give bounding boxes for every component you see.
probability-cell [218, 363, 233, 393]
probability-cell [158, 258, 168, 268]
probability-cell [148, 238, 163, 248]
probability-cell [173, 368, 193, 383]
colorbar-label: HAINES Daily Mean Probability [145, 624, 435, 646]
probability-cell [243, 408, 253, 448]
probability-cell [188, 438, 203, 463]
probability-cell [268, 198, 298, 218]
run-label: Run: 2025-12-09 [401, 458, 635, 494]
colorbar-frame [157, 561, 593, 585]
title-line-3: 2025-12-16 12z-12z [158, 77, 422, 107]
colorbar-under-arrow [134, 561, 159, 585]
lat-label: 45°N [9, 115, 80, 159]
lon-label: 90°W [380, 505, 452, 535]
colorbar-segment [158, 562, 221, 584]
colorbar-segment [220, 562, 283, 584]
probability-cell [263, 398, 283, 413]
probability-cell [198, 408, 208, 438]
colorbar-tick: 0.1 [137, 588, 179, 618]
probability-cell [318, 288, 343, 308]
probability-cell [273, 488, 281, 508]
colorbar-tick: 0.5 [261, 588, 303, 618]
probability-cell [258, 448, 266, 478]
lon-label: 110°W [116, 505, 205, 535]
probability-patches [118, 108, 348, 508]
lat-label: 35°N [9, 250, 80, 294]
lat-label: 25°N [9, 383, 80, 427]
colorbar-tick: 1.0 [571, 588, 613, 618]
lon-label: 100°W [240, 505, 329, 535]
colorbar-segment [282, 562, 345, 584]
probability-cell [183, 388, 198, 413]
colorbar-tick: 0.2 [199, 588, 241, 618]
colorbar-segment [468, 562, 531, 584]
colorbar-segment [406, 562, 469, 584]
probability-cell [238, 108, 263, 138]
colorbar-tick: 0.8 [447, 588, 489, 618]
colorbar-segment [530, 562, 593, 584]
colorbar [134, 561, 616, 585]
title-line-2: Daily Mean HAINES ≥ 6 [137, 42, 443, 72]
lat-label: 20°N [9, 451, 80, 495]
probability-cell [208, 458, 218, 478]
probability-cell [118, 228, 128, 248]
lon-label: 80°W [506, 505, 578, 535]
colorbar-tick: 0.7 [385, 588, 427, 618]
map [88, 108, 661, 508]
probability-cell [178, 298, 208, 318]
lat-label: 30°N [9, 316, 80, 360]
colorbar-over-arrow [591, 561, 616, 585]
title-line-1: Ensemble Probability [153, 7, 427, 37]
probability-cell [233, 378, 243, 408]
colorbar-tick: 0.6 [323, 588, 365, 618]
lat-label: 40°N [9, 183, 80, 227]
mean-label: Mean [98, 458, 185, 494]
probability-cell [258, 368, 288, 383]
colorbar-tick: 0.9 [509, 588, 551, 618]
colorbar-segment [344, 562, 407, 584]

══════

## Aim
Report every line above that contains the string "HAINES", matching its case exactly.

## Written solution
colorbar-label: HAINES Daily Mean Probability [145, 624, 435, 646]
title-line-2: Daily Mean HAINES ≥ 6 [137, 42, 443, 72]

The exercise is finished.